WHAT THE EXERCISE ASKS: Return all lines with the word "SPEX" in them.

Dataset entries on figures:
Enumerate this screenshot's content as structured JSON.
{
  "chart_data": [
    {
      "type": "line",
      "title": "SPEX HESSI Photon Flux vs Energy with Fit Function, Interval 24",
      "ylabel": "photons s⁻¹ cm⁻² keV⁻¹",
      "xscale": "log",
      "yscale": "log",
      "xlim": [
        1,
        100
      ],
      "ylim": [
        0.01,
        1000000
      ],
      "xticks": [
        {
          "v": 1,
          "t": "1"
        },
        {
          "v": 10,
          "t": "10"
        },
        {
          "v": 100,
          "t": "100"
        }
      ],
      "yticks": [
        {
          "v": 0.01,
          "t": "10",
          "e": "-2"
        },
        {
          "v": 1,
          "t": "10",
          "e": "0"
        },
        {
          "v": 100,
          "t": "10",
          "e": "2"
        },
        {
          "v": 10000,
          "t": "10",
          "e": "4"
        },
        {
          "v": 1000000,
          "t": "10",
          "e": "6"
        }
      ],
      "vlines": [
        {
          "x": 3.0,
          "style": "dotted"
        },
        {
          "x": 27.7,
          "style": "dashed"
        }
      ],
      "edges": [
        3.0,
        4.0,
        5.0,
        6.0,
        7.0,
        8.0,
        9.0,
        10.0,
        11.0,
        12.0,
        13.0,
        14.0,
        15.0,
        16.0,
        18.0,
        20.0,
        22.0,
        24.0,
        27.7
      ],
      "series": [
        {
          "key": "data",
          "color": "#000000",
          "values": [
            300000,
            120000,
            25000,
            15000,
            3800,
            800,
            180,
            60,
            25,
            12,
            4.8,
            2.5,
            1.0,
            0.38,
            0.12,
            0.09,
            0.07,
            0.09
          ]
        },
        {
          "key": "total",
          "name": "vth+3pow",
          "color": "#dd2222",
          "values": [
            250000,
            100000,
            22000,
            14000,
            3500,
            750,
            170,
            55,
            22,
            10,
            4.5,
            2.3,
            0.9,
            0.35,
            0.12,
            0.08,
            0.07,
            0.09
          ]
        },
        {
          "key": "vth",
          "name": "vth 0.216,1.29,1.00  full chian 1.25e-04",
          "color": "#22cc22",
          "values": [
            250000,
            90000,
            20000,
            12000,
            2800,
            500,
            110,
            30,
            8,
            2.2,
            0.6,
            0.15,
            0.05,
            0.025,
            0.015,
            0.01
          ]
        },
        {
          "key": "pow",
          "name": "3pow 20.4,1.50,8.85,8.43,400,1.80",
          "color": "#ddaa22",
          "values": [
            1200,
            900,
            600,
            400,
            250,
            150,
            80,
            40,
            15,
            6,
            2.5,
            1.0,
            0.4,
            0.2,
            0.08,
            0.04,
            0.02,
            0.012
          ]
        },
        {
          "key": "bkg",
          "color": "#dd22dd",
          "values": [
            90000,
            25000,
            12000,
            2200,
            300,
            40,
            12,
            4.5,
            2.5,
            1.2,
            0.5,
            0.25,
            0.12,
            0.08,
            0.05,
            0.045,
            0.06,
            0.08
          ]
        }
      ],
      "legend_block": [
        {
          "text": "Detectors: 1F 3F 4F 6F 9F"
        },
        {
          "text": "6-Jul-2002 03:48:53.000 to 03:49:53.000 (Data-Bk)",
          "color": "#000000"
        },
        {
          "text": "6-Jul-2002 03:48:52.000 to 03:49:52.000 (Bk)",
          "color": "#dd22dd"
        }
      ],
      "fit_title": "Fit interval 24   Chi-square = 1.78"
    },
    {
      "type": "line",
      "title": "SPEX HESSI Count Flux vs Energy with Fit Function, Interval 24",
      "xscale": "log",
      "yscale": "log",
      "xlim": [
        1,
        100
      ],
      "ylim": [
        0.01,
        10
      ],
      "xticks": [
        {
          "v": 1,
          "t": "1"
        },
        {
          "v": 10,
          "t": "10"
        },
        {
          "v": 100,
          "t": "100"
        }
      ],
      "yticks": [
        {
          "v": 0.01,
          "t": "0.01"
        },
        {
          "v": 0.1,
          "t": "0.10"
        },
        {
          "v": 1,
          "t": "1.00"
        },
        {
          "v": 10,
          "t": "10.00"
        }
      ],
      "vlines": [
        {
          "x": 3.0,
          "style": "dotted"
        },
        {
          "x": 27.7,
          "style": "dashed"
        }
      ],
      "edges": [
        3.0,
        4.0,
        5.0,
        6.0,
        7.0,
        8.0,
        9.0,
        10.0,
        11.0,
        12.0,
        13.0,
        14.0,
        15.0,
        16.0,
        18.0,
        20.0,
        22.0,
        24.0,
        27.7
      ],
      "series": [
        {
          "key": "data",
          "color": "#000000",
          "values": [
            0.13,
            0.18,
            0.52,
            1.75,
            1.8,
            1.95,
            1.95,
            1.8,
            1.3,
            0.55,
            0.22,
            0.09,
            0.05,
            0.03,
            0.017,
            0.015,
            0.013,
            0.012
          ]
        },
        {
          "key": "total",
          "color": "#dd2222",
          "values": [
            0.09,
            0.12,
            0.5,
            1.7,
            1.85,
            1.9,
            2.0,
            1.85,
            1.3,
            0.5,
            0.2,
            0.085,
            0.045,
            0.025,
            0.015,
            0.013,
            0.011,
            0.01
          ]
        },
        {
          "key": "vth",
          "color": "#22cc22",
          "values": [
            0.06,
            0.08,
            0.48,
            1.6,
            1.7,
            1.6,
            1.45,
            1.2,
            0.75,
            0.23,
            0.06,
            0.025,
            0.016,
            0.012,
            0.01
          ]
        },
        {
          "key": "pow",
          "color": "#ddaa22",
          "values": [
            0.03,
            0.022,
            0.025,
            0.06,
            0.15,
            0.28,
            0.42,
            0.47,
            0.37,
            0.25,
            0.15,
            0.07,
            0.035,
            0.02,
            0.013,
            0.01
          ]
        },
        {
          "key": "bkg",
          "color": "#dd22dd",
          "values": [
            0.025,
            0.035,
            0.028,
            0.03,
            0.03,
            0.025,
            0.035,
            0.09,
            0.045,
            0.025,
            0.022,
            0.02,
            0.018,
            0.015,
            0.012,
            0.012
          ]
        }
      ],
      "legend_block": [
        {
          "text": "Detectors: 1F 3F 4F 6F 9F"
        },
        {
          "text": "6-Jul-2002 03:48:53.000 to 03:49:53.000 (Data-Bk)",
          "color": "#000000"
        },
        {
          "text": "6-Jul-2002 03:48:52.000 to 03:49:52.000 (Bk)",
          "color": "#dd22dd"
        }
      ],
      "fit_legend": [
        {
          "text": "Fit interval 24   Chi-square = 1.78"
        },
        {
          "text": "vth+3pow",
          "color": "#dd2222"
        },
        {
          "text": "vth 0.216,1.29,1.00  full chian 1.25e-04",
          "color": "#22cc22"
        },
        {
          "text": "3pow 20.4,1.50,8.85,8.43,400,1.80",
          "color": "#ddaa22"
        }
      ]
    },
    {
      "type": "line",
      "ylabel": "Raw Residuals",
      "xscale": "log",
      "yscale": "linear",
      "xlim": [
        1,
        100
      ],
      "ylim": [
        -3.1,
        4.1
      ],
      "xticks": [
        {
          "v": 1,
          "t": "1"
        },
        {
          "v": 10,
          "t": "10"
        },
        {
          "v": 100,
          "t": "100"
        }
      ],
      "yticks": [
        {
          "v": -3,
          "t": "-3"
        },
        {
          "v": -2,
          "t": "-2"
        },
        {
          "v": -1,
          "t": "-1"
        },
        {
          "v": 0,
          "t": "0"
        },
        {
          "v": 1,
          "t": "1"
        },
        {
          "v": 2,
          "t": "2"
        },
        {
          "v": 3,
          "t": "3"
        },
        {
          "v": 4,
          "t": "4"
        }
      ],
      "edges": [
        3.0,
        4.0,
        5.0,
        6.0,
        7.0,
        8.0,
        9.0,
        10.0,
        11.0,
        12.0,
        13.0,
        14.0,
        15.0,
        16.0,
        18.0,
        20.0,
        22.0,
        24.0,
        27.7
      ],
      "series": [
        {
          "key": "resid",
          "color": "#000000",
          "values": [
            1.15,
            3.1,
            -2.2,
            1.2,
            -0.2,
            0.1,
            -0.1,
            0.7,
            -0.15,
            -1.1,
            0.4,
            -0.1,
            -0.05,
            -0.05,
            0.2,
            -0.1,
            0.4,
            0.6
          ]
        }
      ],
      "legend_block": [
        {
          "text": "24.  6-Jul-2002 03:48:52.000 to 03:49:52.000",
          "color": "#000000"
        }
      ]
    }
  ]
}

RESPONSE FOR THIS EXERCISE:
      "title": "SPEX HESSI Photon Flux vs Energy with Fit Function, Interval 24",
      "title": "SPEX HESSI Count Flux vs Energy with Fit Function, Interval 24",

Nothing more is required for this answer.